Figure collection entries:
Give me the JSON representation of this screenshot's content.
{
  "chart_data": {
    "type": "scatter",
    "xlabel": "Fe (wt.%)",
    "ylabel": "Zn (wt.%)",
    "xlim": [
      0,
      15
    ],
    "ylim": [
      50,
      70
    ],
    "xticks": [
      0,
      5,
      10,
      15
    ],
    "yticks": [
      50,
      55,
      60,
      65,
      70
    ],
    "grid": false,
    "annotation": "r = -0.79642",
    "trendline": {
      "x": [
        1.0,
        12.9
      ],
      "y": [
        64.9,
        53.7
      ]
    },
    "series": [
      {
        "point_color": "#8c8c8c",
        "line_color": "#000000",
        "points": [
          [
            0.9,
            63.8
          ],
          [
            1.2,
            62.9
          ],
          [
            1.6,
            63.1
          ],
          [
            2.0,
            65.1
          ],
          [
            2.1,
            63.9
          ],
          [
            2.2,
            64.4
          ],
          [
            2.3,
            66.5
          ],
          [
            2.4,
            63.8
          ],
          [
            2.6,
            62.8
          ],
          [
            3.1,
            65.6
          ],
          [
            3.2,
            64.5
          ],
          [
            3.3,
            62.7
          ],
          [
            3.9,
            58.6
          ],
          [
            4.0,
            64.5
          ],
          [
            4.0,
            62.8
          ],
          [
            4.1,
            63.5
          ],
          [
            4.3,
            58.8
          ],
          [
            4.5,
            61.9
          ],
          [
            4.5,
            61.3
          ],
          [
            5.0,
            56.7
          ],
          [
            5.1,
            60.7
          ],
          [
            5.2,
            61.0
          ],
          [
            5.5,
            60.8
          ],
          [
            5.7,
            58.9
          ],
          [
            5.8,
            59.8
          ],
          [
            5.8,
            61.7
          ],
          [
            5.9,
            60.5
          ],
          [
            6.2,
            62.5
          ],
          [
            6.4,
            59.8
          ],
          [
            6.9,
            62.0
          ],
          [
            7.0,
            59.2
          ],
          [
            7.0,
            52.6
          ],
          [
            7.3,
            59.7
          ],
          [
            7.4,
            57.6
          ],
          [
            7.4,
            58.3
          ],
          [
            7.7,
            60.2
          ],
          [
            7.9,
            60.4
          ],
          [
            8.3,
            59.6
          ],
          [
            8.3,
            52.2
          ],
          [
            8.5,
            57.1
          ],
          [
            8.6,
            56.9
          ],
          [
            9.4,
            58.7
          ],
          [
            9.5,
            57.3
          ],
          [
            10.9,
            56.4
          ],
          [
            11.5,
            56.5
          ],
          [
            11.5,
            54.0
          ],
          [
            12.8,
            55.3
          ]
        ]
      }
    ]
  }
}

What the task requires | Exactly reproduce the material above.

Solution to this task |
Give me the JSON representation of this screenshot's content.
{
  "chart_data": {
    "type": "scatter",
    "xlabel": "Fe (wt.%)",
    "ylabel": "Zn (wt.%)",
    "xlim": [
      0,
      15
    ],
    "ylim": [
      50,
      70
    ],
    "xticks": [
      0,
      5,
      10,
      15
    ],
    "yticks": [
      50,
      55,
      60,
      65,
      70
    ],
    "grid": false,
    "annotation": "r = -0.79642",
    "trendline": {
      "x": [
        1.0,
        12.9
      ],
      "y": [
        64.9,
        53.7
      ]
    },
    "series": [
      {
        "point_color": "#8c8c8c",
        "line_color": "#000000",
        "points": [
          [
            0.9,
            63.8
          ],
          [
            1.2,
            62.9
          ],
          [
            1.6,
            63.1
          ],
          [
            2.0,
            65.1
          ],
          [
            2.1,
            63.9
          ],
          [
            2.2,
            64.4
          ],
          [
            2.3,
            66.5
          ],
          [
            2.4,
            63.8
          ],
          [
            2.6,
            62.8
          ],
          [
            3.1,
            65.6
          ],
          [
            3.2,
            64.5
          ],
          [
            3.3,
            62.7
          ],
          [
            3.9,
            58.6
          ],
          [
            4.0,
            64.5
          ],
          [
            4.0,
            62.8
          ],
          [
            4.1,
            63.5
          ],
          [
            4.3,
            58.8
          ],
          [
            4.5,
            61.9
          ],
          [
            4.5,
            61.3
          ],
          [
            5.0,
            56.7
          ],
          [
            5.1,
            60.7
          ],
          [
            5.2,
            61.0
          ],
          [
            5.5,
            60.8
          ],
          [
            5.7,
            58.9
          ],
          [
            5.8,
            59.8
          ],
          [
            5.8,
            61.7
          ],
          [
            5.9,
            60.5
          ],
          [
            6.2,
            62.5
          ],
          [
            6.4,
            59.8
          ],
          [
            6.9,
            62.0
          ],
          [
            7.0,
            59.2
          ],
          [
            7.0,
            52.6
          ],
          [
            7.3,
            59.7
          ],
          [
            7.4,
            57.6
          ],
          [
            7.4,
            58.3
          ],
          [
            7.7,
            60.2
          ],
          [
            7.9,
            60.4
          ],
          [
            8.3,
            59.6
          ],
          [
            8.3,
            52.2
          ],
          [
            8.5,
            57.1
          ],
          [
            8.6,
            56.9
          ],
          [
            9.4,
            58.7
          ],
          [
            9.5,
            57.3
          ],
          [
            10.9,
            56.4
          ],
          [
            11.5,
            56.5
          ],
          [
            11.5,
            54.0
          ],
          [
            12.8,
            55.3
          ]
        ]
      }
    ]
  }
}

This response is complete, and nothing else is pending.